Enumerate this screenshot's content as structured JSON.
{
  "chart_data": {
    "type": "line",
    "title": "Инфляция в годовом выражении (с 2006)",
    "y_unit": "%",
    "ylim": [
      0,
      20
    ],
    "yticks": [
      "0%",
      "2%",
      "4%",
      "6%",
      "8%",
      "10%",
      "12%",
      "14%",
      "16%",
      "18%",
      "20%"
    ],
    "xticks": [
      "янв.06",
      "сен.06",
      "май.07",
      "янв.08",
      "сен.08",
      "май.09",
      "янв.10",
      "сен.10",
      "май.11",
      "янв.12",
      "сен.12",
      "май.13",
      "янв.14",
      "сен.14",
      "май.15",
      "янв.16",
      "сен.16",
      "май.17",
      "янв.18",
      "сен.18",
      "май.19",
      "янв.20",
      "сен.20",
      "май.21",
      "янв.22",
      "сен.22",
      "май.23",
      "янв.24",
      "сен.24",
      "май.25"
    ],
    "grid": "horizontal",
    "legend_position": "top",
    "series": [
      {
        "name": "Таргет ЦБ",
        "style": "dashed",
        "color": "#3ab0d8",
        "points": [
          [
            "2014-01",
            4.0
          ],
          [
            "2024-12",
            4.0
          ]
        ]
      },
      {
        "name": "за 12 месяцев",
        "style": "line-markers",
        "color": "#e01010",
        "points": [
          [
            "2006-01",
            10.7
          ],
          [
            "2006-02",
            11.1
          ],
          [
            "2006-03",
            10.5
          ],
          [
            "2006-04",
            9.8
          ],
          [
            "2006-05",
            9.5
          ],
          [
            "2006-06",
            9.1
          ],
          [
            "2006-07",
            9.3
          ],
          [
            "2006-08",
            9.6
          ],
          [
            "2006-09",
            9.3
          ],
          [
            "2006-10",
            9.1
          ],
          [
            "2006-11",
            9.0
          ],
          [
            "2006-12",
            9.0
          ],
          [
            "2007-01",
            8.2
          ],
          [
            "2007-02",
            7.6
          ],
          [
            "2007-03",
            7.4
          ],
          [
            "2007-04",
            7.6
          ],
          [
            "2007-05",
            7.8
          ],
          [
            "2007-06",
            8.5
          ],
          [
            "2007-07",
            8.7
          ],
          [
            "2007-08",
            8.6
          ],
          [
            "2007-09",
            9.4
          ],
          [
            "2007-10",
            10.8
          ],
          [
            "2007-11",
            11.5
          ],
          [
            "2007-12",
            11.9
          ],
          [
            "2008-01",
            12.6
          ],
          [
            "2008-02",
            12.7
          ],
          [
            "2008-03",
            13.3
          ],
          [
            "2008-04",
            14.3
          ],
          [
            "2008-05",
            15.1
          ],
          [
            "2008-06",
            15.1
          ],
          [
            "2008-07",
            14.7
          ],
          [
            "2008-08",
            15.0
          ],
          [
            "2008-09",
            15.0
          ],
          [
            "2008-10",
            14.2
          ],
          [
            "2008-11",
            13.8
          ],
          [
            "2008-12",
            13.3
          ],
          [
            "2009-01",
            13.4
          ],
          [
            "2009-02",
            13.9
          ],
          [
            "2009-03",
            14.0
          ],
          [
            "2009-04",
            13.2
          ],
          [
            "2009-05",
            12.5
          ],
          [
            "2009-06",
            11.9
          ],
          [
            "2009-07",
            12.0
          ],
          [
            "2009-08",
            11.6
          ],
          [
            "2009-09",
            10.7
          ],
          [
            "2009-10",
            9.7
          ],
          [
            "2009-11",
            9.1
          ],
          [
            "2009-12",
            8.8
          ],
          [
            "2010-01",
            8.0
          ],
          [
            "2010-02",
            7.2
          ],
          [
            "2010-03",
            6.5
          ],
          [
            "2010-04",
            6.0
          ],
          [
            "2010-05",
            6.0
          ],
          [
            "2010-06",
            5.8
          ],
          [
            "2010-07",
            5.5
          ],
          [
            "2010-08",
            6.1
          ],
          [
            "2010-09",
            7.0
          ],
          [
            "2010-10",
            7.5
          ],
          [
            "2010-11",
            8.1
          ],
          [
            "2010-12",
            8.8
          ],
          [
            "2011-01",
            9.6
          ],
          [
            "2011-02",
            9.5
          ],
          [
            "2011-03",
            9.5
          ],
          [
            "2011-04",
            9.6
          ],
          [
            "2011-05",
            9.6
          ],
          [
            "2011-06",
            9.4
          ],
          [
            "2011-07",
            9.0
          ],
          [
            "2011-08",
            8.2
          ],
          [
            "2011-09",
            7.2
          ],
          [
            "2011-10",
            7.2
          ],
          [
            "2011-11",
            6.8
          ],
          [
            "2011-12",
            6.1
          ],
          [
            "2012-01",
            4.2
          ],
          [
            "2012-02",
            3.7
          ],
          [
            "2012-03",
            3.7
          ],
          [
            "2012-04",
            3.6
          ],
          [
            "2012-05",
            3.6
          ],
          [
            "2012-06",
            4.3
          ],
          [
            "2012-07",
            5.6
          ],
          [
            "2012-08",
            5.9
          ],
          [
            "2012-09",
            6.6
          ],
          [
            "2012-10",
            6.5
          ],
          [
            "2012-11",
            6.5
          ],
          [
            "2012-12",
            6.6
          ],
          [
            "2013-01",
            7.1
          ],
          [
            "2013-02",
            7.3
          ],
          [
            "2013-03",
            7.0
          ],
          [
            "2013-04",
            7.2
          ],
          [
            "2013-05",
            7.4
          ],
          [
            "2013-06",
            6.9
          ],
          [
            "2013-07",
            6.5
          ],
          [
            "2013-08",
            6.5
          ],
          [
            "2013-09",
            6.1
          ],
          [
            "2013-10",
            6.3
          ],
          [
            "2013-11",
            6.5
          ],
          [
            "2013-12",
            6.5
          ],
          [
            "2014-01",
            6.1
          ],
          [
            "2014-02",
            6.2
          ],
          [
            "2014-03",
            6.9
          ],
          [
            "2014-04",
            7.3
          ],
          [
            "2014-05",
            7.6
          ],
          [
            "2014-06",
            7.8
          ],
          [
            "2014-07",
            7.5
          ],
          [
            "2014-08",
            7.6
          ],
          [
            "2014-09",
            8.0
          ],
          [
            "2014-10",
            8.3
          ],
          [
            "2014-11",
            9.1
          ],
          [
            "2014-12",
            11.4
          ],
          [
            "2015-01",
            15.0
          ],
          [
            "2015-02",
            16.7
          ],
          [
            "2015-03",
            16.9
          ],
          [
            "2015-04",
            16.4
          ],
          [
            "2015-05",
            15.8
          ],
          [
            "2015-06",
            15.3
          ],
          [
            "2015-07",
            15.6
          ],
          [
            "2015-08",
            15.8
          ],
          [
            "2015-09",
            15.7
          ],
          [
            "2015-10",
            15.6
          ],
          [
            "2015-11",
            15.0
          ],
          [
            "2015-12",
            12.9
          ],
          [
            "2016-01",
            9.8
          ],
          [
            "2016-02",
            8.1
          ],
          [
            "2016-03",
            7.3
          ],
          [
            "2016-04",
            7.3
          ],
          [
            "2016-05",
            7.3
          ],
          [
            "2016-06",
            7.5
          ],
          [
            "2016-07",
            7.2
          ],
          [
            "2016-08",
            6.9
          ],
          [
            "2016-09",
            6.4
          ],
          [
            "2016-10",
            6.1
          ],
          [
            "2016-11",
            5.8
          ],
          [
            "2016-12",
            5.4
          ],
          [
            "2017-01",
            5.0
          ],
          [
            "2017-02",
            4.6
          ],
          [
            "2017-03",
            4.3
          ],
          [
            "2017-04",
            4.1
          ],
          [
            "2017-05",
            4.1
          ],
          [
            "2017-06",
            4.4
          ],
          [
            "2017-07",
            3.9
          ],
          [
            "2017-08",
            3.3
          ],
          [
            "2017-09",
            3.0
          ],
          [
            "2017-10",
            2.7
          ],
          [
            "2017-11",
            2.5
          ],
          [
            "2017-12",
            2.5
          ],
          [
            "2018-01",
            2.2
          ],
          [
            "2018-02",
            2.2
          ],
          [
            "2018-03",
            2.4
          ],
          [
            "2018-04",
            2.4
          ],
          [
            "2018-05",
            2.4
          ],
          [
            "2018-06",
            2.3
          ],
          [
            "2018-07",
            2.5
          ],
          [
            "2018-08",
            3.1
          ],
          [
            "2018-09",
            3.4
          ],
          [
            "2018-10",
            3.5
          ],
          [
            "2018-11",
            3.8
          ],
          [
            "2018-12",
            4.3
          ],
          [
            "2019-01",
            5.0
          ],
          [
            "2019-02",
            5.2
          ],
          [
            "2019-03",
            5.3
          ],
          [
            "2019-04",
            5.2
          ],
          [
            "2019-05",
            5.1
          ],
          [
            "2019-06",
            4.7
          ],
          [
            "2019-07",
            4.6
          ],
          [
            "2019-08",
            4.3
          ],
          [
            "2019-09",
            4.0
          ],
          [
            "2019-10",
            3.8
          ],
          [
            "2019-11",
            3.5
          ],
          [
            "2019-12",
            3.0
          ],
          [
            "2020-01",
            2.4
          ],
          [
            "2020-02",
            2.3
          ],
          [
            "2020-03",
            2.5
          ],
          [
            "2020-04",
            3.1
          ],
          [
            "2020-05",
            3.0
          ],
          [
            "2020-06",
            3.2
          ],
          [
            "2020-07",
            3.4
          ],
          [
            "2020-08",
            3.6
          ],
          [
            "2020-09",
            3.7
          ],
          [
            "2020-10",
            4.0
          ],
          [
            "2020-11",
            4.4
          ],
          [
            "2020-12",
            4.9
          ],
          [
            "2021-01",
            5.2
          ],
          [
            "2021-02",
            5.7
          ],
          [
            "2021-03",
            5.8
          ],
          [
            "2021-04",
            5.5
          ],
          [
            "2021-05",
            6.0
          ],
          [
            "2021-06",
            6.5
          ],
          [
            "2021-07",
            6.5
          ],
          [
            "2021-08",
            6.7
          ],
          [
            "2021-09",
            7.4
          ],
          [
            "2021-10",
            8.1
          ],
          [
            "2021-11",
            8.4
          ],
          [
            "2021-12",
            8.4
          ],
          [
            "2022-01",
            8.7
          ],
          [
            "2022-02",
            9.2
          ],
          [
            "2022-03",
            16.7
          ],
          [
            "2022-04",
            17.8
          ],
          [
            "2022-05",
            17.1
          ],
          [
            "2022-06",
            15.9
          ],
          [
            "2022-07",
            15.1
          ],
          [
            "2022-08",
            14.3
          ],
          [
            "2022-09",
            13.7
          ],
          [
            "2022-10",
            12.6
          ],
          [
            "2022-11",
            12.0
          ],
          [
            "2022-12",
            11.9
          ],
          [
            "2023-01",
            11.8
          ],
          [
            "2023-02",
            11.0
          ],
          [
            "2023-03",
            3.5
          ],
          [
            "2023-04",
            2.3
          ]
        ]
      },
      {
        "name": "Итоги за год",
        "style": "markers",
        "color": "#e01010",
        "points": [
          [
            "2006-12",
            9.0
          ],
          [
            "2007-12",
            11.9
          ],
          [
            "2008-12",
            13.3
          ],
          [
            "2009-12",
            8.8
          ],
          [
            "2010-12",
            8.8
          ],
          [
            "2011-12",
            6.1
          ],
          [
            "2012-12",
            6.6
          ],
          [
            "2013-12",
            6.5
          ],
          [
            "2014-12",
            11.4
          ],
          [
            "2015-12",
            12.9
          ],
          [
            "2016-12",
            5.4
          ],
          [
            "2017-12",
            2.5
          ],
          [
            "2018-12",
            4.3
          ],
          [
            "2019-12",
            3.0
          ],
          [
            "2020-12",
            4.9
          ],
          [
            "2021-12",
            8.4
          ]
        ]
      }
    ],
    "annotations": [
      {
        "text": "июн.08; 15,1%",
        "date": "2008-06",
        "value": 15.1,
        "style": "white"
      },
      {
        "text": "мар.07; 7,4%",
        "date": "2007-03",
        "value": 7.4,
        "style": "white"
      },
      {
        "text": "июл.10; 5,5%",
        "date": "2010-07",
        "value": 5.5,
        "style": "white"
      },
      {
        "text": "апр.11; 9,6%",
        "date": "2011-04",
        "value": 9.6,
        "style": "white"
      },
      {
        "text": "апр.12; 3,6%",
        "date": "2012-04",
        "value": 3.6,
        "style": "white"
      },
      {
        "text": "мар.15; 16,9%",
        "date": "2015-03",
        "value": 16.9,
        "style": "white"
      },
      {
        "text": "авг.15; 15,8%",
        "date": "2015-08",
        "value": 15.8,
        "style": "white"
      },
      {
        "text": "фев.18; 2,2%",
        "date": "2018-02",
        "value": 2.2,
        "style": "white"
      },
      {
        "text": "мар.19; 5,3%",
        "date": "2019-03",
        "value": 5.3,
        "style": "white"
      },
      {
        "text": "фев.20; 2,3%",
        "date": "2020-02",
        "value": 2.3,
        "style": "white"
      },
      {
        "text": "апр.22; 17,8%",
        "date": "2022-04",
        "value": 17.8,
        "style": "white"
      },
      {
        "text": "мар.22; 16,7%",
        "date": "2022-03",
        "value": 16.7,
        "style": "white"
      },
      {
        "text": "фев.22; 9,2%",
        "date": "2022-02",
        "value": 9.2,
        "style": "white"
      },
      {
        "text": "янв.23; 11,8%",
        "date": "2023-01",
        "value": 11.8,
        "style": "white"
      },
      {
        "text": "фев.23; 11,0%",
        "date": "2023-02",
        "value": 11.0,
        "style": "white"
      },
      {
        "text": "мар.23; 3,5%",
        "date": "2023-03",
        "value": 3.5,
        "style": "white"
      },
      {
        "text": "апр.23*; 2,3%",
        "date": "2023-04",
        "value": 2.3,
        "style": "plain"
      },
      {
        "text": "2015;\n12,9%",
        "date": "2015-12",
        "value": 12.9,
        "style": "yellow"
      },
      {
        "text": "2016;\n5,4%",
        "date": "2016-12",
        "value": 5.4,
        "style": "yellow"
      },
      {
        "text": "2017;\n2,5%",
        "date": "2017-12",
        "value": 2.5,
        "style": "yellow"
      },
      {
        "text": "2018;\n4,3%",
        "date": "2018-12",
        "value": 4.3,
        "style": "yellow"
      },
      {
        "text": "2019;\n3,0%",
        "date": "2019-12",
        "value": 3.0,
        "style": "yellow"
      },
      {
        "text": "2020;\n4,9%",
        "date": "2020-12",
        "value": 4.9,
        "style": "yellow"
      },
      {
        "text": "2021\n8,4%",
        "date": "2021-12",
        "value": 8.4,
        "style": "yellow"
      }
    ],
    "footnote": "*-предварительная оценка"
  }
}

- **AIM OF THE EXERCISE**
Using the listing, collect all lines in which the string "name" is found.

- **CORRECT RESPONSE**
        "name": "Таргет ЦБ",
        "name": "за 12 месяцев",
        "name": "Итоги за год",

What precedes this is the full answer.